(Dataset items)
┌────────
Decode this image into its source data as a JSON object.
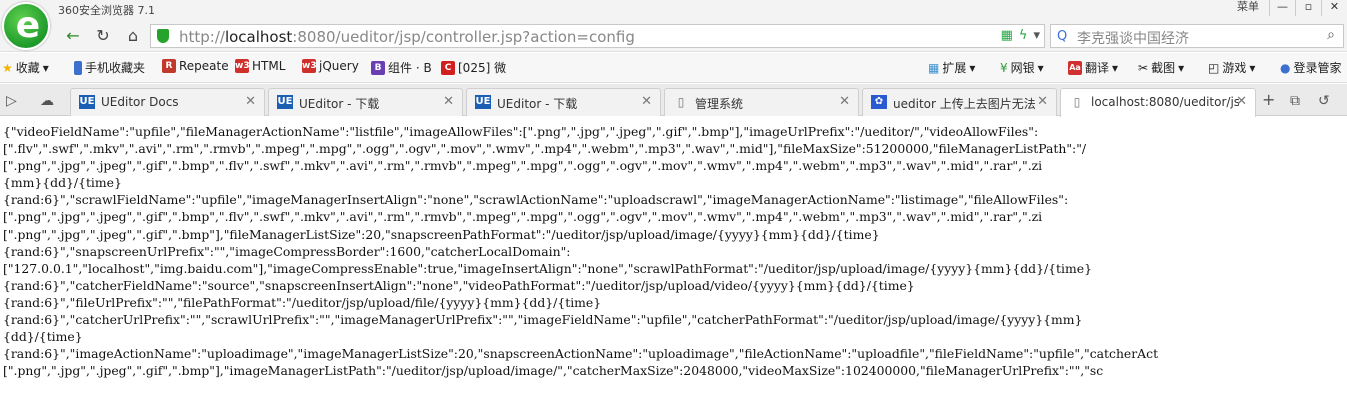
{
  "window": {
    "app_title": "360安全浏览器 7.1",
    "menu_label": "菜单",
    "controls": [
      "—",
      "▫",
      "✕"
    ]
  },
  "navbar": {
    "back_icon": "arrow-left-icon",
    "url_host": "localhost",
    "url_rest": ":8080/ueditor/jsp/controller.jsp?action=config",
    "url_scheme": "http://",
    "search_placeholder": "李克强谈中国经济"
  },
  "bookmarks": [
    {
      "label": "收藏",
      "icon": "star-icon",
      "color": "#f5b400"
    },
    {
      "label": "手机收藏夹",
      "icon": "phone-icon",
      "color": "#3b6fd0"
    },
    {
      "label": "Repeate",
      "icon": "R",
      "color": "#c0392b"
    },
    {
      "label": "HTML",
      "icon": "w3",
      "color": "#d0302b"
    },
    {
      "label": "jQuery",
      "icon": "w3",
      "color": "#d0302b"
    },
    {
      "label": "组件 · B",
      "icon": "B",
      "color": "#6a3fb1"
    },
    {
      "label": "[025] 微",
      "icon": "C",
      "color": "#d02020"
    },
    {
      "label": "扩展",
      "icon": "grid-icon",
      "color": "#3b8fd0"
    },
    {
      "label": "网银",
      "icon": "money-icon",
      "color": "#2a9d3a"
    },
    {
      "label": "翻译",
      "icon": "Aa",
      "color": "#d03030"
    },
    {
      "label": "截图",
      "icon": "scissors-icon",
      "color": "#555555"
    },
    {
      "label": "游戏",
      "icon": "gamepad-icon",
      "color": "#555555"
    },
    {
      "label": "登录管家",
      "icon": "user-icon",
      "color": "#3b6fd0"
    }
  ],
  "tabs": [
    {
      "label": "UEditor Docs",
      "icon": "UE",
      "active": false
    },
    {
      "label": "UEditor - 下载",
      "icon": "UE",
      "active": false
    },
    {
      "label": "UEditor - 下载",
      "icon": "UE",
      "active": false
    },
    {
      "label": "管理系统",
      "icon": "page-icon",
      "active": false
    },
    {
      "label": "ueditor 上传上去图片无法",
      "icon": "baidu-paw-icon",
      "active": false
    },
    {
      "label": "localhost:8080/ueditor/js",
      "icon": "page-icon",
      "active": true
    }
  ],
  "content": {
    "lines": [
      "{\"videoFieldName\":\"upfile\",\"fileManagerActionName\":\"listfile\",\"imageAllowFiles\":[\".png\",\".jpg\",\".jpeg\",\".gif\",\".bmp\"],\"imageUrlPrefix\":\"/ueditor/\",\"videoAllowFiles\":",
      "[\".flv\",\".swf\",\".mkv\",\".avi\",\".rm\",\".rmvb\",\".mpeg\",\".mpg\",\".ogg\",\".ogv\",\".mov\",\".wmv\",\".mp4\",\".webm\",\".mp3\",\".wav\",\".mid\"],\"fileMaxSize\":51200000,\"fileManagerListPath\":\"/",
      "[\".png\",\".jpg\",\".jpeg\",\".gif\",\".bmp\",\".flv\",\".swf\",\".mkv\",\".avi\",\".rm\",\".rmvb\",\".mpeg\",\".mpg\",\".ogg\",\".ogv\",\".mov\",\".wmv\",\".mp4\",\".webm\",\".mp3\",\".wav\",\".mid\",\".rar\",\".zi",
      "{mm}{dd}/{time}",
      "{rand:6}\",\"scrawlFieldName\":\"upfile\",\"imageManagerInsertAlign\":\"none\",\"scrawlActionName\":\"uploadscrawl\",\"imageManagerActionName\":\"listimage\",\"fileAllowFiles\":",
      "[\".png\",\".jpg\",\".jpeg\",\".gif\",\".bmp\",\".flv\",\".swf\",\".mkv\",\".avi\",\".rm\",\".rmvb\",\".mpeg\",\".mpg\",\".ogg\",\".ogv\",\".mov\",\".wmv\",\".mp4\",\".webm\",\".mp3\",\".wav\",\".mid\",\".rar\",\".zi",
      "[\".png\",\".jpg\",\".jpeg\",\".gif\",\".bmp\"],\"fileManagerListSize\":20,\"snapscreenPathFormat\":\"/ueditor/jsp/upload/image/{yyyy}{mm}{dd}/{time}",
      "{rand:6}\",\"snapscreenUrlPrefix\":\"\",\"imageCompressBorder\":1600,\"catcherLocalDomain\":",
      "[\"127.0.0.1\",\"localhost\",\"img.baidu.com\"],\"imageCompressEnable\":true,\"imageInsertAlign\":\"none\",\"scrawlPathFormat\":\"/ueditor/jsp/upload/image/{yyyy}{mm}{dd}/{time}",
      "{rand:6}\",\"catcherFieldName\":\"source\",\"snapscreenInsertAlign\":\"none\",\"videoPathFormat\":\"/ueditor/jsp/upload/video/{yyyy}{mm}{dd}/{time}",
      "{rand:6}\",\"fileUrlPrefix\":\"\",\"filePathFormat\":\"/ueditor/jsp/upload/file/{yyyy}{mm}{dd}/{time}",
      "{rand:6}\",\"catcherUrlPrefix\":\"\",\"scrawlUrlPrefix\":\"\",\"imageManagerUrlPrefix\":\"\",\"imageFieldName\":\"upfile\",\"catcherPathFormat\":\"/ueditor/jsp/upload/image/{yyyy}{mm}",
      "{dd}/{time}",
      "{rand:6}\",\"imageActionName\":\"uploadimage\",\"imageManagerListSize\":20,\"snapscreenActionName\":\"uploadimage\",\"fileActionName\":\"uploadfile\",\"fileFieldName\":\"upfile\",\"catcherAct",
      "[\".png\",\".jpg\",\".jpeg\",\".gif\",\".bmp\"],\"imageManagerListPath\":\"/ueditor/jsp/upload/image/\",\"catcherMaxSize\":2048000,\"videoMaxSize\":102400000,\"fileManagerUrlPrefix\":\"\",\"sc"
    ]
  }
}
└────────
_What you have to do_:
Copy every line of the data word for word, omitting the images.

_Complete response_:
Decode this image into its source data as a JSON object.
{
  "window": {
    "app_title": "360安全浏览器 7.1",
    "menu_label": "菜单",
    "controls": [
      "—",
      "▫",
      "✕"
    ]
  },
  "navbar": {
    "back_icon": "arrow-left-icon",
    "url_host": "localhost",
    "url_rest": ":8080/ueditor/jsp/controller.jsp?action=config",
    "url_scheme": "http://",
    "search_placeholder": "李克强谈中国经济"
  },
  "bookmarks": [
    {
      "label": "收藏",
      "icon": "star-icon",
      "color": "#f5b400"
    },
    {
      "label": "手机收藏夹",
      "icon": "phone-icon",
      "color": "#3b6fd0"
    },
    {
      "label": "Repeate",
      "icon": "R",
      "color": "#c0392b"
    },
    {
      "label": "HTML",
      "icon": "w3",
      "color": "#d0302b"
    },
    {
      "label": "jQuery",
      "icon": "w3",
      "color": "#d0302b"
    },
    {
      "label": "组件 · B",
      "icon": "B",
      "color": "#6a3fb1"
    },
    {
      "label": "[025] 微",
      "icon": "C",
      "color": "#d02020"
    },
    {
      "label": "扩展",
      "icon": "grid-icon",
      "color": "#3b8fd0"
    },
    {
      "label": "网银",
      "icon": "money-icon",
      "color": "#2a9d3a"
    },
    {
      "label": "翻译",
      "icon": "Aa",
      "color": "#d03030"
    },
    {
      "label": "截图",
      "icon": "scissors-icon",
      "color": "#555555"
    },
    {
      "label": "游戏",
      "icon": "gamepad-icon",
      "color": "#555555"
    },
    {
      "label": "登录管家",
      "icon": "user-icon",
      "color": "#3b6fd0"
    }
  ],
  "tabs": [
    {
      "label": "UEditor Docs",
      "icon": "UE",
      "active": false
    },
    {
      "label": "UEditor - 下载",
      "icon": "UE",
      "active": false
    },
    {
      "label": "UEditor - 下载",
      "icon": "UE",
      "active": false
    },
    {
      "label": "管理系统",
      "icon": "page-icon",
      "active": false
    },
    {
      "label": "ueditor 上传上去图片无法",
      "icon": "baidu-paw-icon",
      "active": false
    },
    {
      "label": "localhost:8080/ueditor/js",
      "icon": "page-icon",
      "active": true
    }
  ],
  "content": {
    "lines": [
      "{\"videoFieldName\":\"upfile\",\"fileManagerActionName\":\"listfile\",\"imageAllowFiles\":[\".png\",\".jpg\",\".jpeg\",\".gif\",\".bmp\"],\"imageUrlPrefix\":\"/ueditor/\",\"videoAllowFiles\":",
      "[\".flv\",\".swf\",\".mkv\",\".avi\",\".rm\",\".rmvb\",\".mpeg\",\".mpg\",\".ogg\",\".ogv\",\".mov\",\".wmv\",\".mp4\",\".webm\",\".mp3\",\".wav\",\".mid\"],\"fileMaxSize\":51200000,\"fileManagerListPath\":\"/",
      "[\".png\",\".jpg\",\".jpeg\",\".gif\",\".bmp\",\".flv\",\".swf\",\".mkv\",\".avi\",\".rm\",\".rmvb\",\".mpeg\",\".mpg\",\".ogg\",\".ogv\",\".mov\",\".wmv\",\".mp4\",\".webm\",\".mp3\",\".wav\",\".mid\",\".rar\",\".zi",
      "{mm}{dd}/{time}",
      "{rand:6}\",\"scrawlFieldName\":\"upfile\",\"imageManagerInsertAlign\":\"none\",\"scrawlActionName\":\"uploadscrawl\",\"imageManagerActionName\":\"listimage\",\"fileAllowFiles\":",
      "[\".png\",\".jpg\",\".jpeg\",\".gif\",\".bmp\",\".flv\",\".swf\",\".mkv\",\".avi\",\".rm\",\".rmvb\",\".mpeg\",\".mpg\",\".ogg\",\".ogv\",\".mov\",\".wmv\",\".mp4\",\".webm\",\".mp3\",\".wav\",\".mid\",\".rar\",\".zi",
      "[\".png\",\".jpg\",\".jpeg\",\".gif\",\".bmp\"],\"fileManagerListSize\":20,\"snapscreenPathFormat\":\"/ueditor/jsp/upload/image/{yyyy}{mm}{dd}/{time}",
      "{rand:6}\",\"snapscreenUrlPrefix\":\"\",\"imageCompressBorder\":1600,\"catcherLocalDomain\":",
      "[\"127.0.0.1\",\"localhost\",\"img.baidu.com\"],\"imageCompressEnable\":true,\"imageInsertAlign\":\"none\",\"scrawlPathFormat\":\"/ueditor/jsp/upload/image/{yyyy}{mm}{dd}/{time}",
      "{rand:6}\",\"catcherFieldName\":\"source\",\"snapscreenInsertAlign\":\"none\",\"videoPathFormat\":\"/ueditor/jsp/upload/video/{yyyy}{mm}{dd}/{time}",
      "{rand:6}\",\"fileUrlPrefix\":\"\",\"filePathFormat\":\"/ueditor/jsp/upload/file/{yyyy}{mm}{dd}/{time}",
      "{rand:6}\",\"catcherUrlPrefix\":\"\",\"scrawlUrlPrefix\":\"\",\"imageManagerUrlPrefix\":\"\",\"imageFieldName\":\"upfile\",\"catcherPathFormat\":\"/ueditor/jsp/upload/image/{yyyy}{mm}",
      "{dd}/{time}",
      "{rand:6}\",\"imageActionName\":\"uploadimage\",\"imageManagerListSize\":20,\"snapscreenActionName\":\"uploadimage\",\"fileActionName\":\"uploadfile\",\"fileFieldName\":\"upfile\",\"catcherAct",
      "[\".png\",\".jpg\",\".jpeg\",\".gif\",\".bmp\"],\"imageManagerListPath\":\"/ueditor/jsp/upload/image/\",\"catcherMaxSize\":2048000,\"videoMaxSize\":102400000,\"fileManagerUrlPrefix\":\"\",\"sc"
    ]
  }
}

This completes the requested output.